[Collected data entries]
• • •

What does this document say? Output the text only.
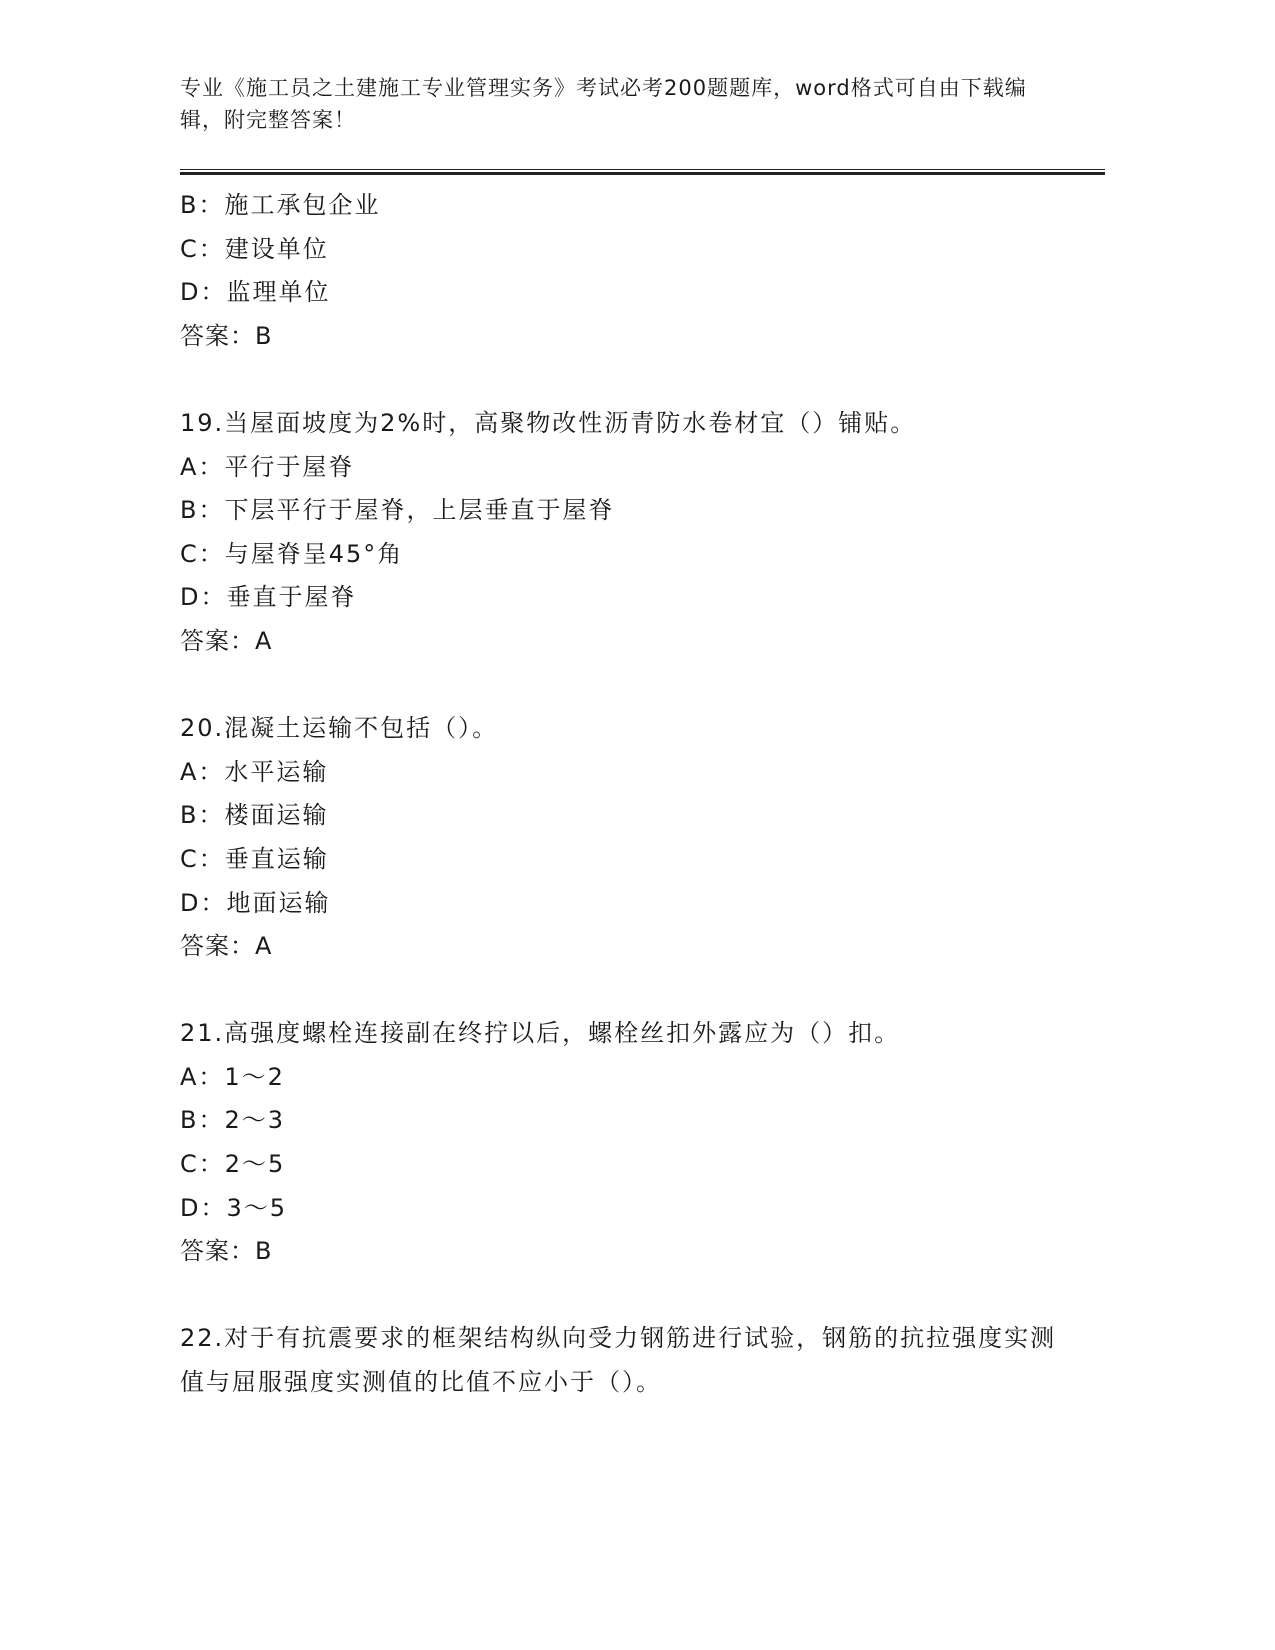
专业《施工员之土建施工专业管理实务》考试必考200题题库，word格式可自由下载编辑，附完整答案！
B：施工承包企业
C：建设单位
D：监理单位
答案：B
19.当屋面坡度为2%时，高聚物改性沥青防水卷材宜（）铺贴。
A：平行于屋脊
B：下层平行于屋脊，上层垂直于屋脊
C：与屋脊呈45°角
D：垂直于屋脊
答案：A
20.混凝土运输不包括（）。
A：水平运输
B：楼面运输
C：垂直运输
D：地面运输
答案：A
21.高强度螺栓连接副在终拧以后，螺栓丝扣外露应为（）扣。
A：1～2
B：2～3
C：2～5
D：3～5
答案：B
22.对于有抗震要求的框架结构纵向受力钢筋进行试验，钢筋的抗拉强度实测值与屈服强度实测值的比值不应小于（）。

• • •

**Request:** Repeat the data in full and exactly. Omit pictures.

**Full solution:**
What does this document say? Output the text only.
专业《施工员之土建施工专业管理实务》考试必考200题题库，word格式可自由下载编辑，附完整答案！
B：施工承包企业
C：建设单位
D：监理单位
答案：B
19.当屋面坡度为2%时，高聚物改性沥青防水卷材宜（）铺贴。
A：平行于屋脊
B：下层平行于屋脊，上层垂直于屋脊
C：与屋脊呈45°角
D：垂直于屋脊
答案：A
20.混凝土运输不包括（）。
A：水平运输
B：楼面运输
C：垂直运输
D：地面运输
答案：A
21.高强度螺栓连接副在终拧以后，螺栓丝扣外露应为（）扣。
A：1～2
B：2～3
C：2～5
D：3～5
答案：B
22.对于有抗震要求的框架结构纵向受力钢筋进行试验，钢筋的抗拉强度实测值与屈服强度实测值的比值不应小于（）。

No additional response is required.